** PROBLEM STATEMENT **
Present every line below as a Markdown table with the columns "No." and "Line", giving each line its own numbered row and omitting blank lines.

Region annotation lines:
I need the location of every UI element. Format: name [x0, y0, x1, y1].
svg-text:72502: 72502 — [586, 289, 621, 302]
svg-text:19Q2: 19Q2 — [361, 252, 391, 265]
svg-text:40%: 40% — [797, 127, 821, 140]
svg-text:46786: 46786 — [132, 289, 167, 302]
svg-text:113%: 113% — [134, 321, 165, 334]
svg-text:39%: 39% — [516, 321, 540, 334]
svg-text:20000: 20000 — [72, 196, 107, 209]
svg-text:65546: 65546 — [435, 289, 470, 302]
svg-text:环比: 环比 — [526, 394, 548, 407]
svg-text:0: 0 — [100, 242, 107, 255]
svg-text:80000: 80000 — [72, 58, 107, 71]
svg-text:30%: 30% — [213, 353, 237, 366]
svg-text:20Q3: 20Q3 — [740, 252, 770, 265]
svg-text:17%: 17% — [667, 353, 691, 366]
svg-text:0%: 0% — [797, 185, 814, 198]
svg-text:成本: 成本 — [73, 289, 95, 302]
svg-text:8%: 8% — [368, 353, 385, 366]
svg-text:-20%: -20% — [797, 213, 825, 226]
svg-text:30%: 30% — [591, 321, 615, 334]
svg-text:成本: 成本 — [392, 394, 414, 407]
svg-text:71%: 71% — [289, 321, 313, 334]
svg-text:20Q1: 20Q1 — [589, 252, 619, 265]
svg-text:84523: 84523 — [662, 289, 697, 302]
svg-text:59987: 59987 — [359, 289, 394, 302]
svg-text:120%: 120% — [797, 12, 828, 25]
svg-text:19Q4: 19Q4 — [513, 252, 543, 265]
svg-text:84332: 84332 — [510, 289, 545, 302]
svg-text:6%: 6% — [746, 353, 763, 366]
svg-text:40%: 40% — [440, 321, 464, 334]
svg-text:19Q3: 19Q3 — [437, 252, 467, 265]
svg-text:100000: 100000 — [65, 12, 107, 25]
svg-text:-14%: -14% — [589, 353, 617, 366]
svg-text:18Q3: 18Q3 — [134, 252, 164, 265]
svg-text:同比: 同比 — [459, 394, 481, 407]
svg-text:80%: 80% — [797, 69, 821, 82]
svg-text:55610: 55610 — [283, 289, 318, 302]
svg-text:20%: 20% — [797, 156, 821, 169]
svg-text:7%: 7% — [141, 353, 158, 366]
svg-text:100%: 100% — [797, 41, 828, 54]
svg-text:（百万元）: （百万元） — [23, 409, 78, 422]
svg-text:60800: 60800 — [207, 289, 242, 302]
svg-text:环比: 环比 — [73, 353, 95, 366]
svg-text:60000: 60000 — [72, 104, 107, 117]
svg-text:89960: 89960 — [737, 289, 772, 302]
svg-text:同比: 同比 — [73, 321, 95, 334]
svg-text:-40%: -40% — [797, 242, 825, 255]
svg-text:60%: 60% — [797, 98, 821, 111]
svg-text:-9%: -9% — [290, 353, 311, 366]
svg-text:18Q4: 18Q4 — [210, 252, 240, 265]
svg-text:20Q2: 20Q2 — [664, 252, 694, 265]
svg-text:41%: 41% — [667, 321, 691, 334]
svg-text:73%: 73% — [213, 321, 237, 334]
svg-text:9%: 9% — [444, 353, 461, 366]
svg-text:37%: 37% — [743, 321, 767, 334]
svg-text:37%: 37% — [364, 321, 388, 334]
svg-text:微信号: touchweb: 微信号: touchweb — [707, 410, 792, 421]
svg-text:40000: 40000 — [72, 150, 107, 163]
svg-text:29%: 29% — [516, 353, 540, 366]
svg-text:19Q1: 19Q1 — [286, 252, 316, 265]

** RESPONSE TO THE EXERCISE **
| No. | Line |
|---|---|
| 1 | I need the location of every UI element. Format: name [x0, y0, x1, y1]. |
| 2 | svg-text:72502: 72502 — [586, 289, 621, 302] |
| 3 | svg-text:19Q2: 19Q2 — [361, 252, 391, 265] |
| 4 | svg-text:40%: 40% — [797, 127, 821, 140] |
| 5 | svg-text:46786: 46786 — [132, 289, 167, 302] |
| 6 | svg-text:113%: 113% — [134, 321, 165, 334] |
| 7 | svg-text:39%: 39% — [516, 321, 540, 334] |
| 8 | svg-text:20000: 20000 — [72, 196, 107, 209] |
| 9 | svg-text:65546: 65546 — [435, 289, 470, 302] |
| 10 | svg-text:环比: 环比 — [526, 394, 548, 407] |
| 11 | svg-text:0: 0 — [100, 242, 107, 255] |
| 12 | svg-text:80000: 80000 — [72, 58, 107, 71] |
| 13 | svg-text:30%: 30% — [213, 353, 237, 366] |
| 14 | svg-text:20Q3: 20Q3 — [740, 252, 770, 265] |
| 15 | svg-text:17%: 17% — [667, 353, 691, 366] |
| 16 | svg-text:0%: 0% — [797, 185, 814, 198] |
| 17 | svg-text:成本: 成本 — [73, 289, 95, 302] |
| 18 | svg-text:8%: 8% — [368, 353, 385, 366] |
| 19 | svg-text:-20%: -20% — [797, 213, 825, 226] |
| 20 | svg-text:30%: 30% — [591, 321, 615, 334] |
| 21 | svg-text:成本: 成本 — [392, 394, 414, 407] |
| 22 | svg-text:71%: 71% — [289, 321, 313, 334] |
| 23 | svg-text:20Q1: 20Q1 — [589, 252, 619, 265] |
| 24 | svg-text:84523: 84523 — [662, 289, 697, 302] |
| 25 | svg-text:59987: 59987 — [359, 289, 394, 302] |
| 26 | svg-text:120%: 120% — [797, 12, 828, 25] |
| 27 | svg-text:19Q4: 19Q4 — [513, 252, 543, 265] |
| 28 | svg-text:84332: 84332 — [510, 289, 545, 302] |
| 29 | svg-text:6%: 6% — [746, 353, 763, 366] |
| 30 | svg-text:40%: 40% — [440, 321, 464, 334] |
| 31 | svg-text:19Q3: 19Q3 — [437, 252, 467, 265] |
| 32 | svg-text:100000: 100000 — [65, 12, 107, 25] |
| 33 | svg-text:-14%: -14% — [589, 353, 617, 366] |
| 34 | svg-text:18Q3: 18Q3 — [134, 252, 164, 265] |
| 35 | svg-text:同比: 同比 — [459, 394, 481, 407] |
| 36 | svg-text:80%: 80% — [797, 69, 821, 82] |
| 37 | svg-text:55610: 55610 — [283, 289, 318, 302] |
| 38 | svg-text:20%: 20% — [797, 156, 821, 169] |
| 39 | svg-text:7%: 7% — [141, 353, 158, 366] |
| 40 | svg-text:100%: 100% — [797, 41, 828, 54] |
| 41 | svg-text:（百万元）: （百万元） — [23, 409, 78, 422] |
| 42 | svg-text:60800: 60800 — [207, 289, 242, 302] |
| 43 | svg-text:环比: 环比 — [73, 353, 95, 366] |
| 44 | svg-text:60000: 60000 — [72, 104, 107, 117] |
| 45 | svg-text:89960: 89960 — [737, 289, 772, 302] |
| 46 | svg-text:同比: 同比 — [73, 321, 95, 334] |
| 47 | svg-text:-40%: -40% — [797, 242, 825, 255] |
| 48 | svg-text:60%: 60% — [797, 98, 821, 111] |
| 49 | svg-text:-9%: -9% — [290, 353, 311, 366] |
| 50 | svg-text:18Q4: 18Q4 — [210, 252, 240, 265] |
| 51 | svg-text:20Q2: 20Q2 — [664, 252, 694, 265] |
| 52 | svg-text:41%: 41% — [667, 321, 691, 334] |
| 53 | svg-text:73%: 73% — [213, 321, 237, 334] |
| 54 | svg-text:9%: 9% — [444, 353, 461, 366] |
| 55 | svg-text:37%: 37% — [743, 321, 767, 334] |
| 56 | svg-text:37%: 37% — [364, 321, 388, 334] |
| 57 | svg-text:微信号: touchweb: 微信号: touchweb — [707, 410, 792, 421] |
| 58 | svg-text:40000: 40000 — [72, 150, 107, 163] |
| 59 | svg-text:29%: 29% — [516, 353, 540, 366] |
| 60 | svg-text:19Q1: 19Q1 — [286, 252, 316, 265] |